======== Source data

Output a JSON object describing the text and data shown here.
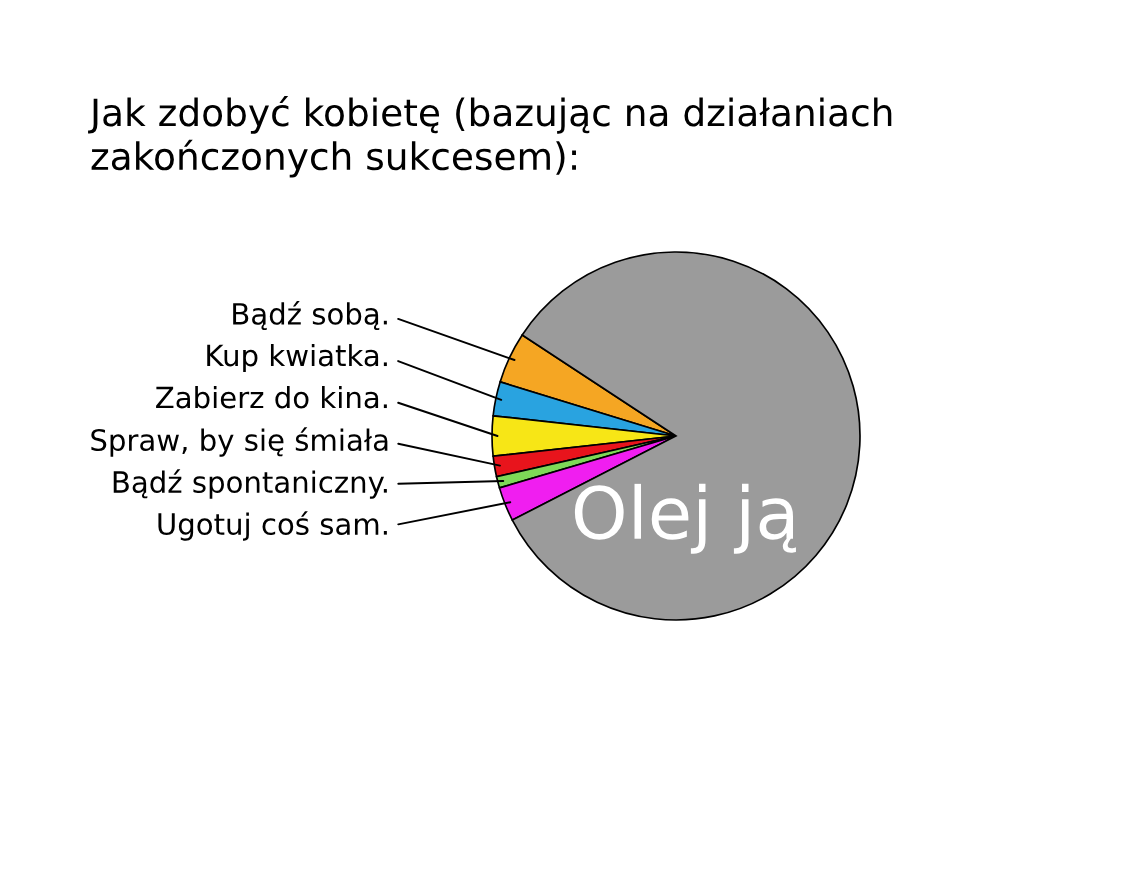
{
  "chart_data": {
    "type": "pie",
    "title": "Jak zdobyć kobietę (bazując na działaniach zakończonych sukcesem):",
    "categories": [
      "Bądź sobą.",
      "Kup kwiatka.",
      "Zabierz do kina.",
      "Spraw, by się śmiała",
      "Bądź spontaniczny.",
      "Ugotuj coś sam.",
      "Olej ją"
    ],
    "values": [
      4.5,
      3,
      3.5,
      1.8,
      1,
      3,
      83.2
    ],
    "colors": [
      "#f5a623",
      "#29a3e0",
      "#f7e616",
      "#e8141c",
      "#7ed957",
      "#f01ef0",
      "#9b9b9b"
    ]
  }
}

================

Exercise requirements.
Repeat the material above word for word, please, apart from its images.

Correct result.
Output a JSON object describing the text and data shown here.
{
  "chart_data": {
    "type": "pie",
    "title": "Jak zdobyć kobietę (bazując na działaniach zakończonych sukcesem):",
    "categories": [
      "Bądź sobą.",
      "Kup kwiatka.",
      "Zabierz do kina.",
      "Spraw, by się śmiała",
      "Bądź spontaniczny.",
      "Ugotuj coś sam.",
      "Olej ją"
    ],
    "values": [
      4.5,
      3,
      3.5,
      1.8,
      1,
      3,
      83.2
    ],
    "colors": [
      "#f5a623",
      "#29a3e0",
      "#f7e616",
      "#e8141c",
      "#7ed957",
      "#f01ef0",
      "#9b9b9b"
    ]
  }
}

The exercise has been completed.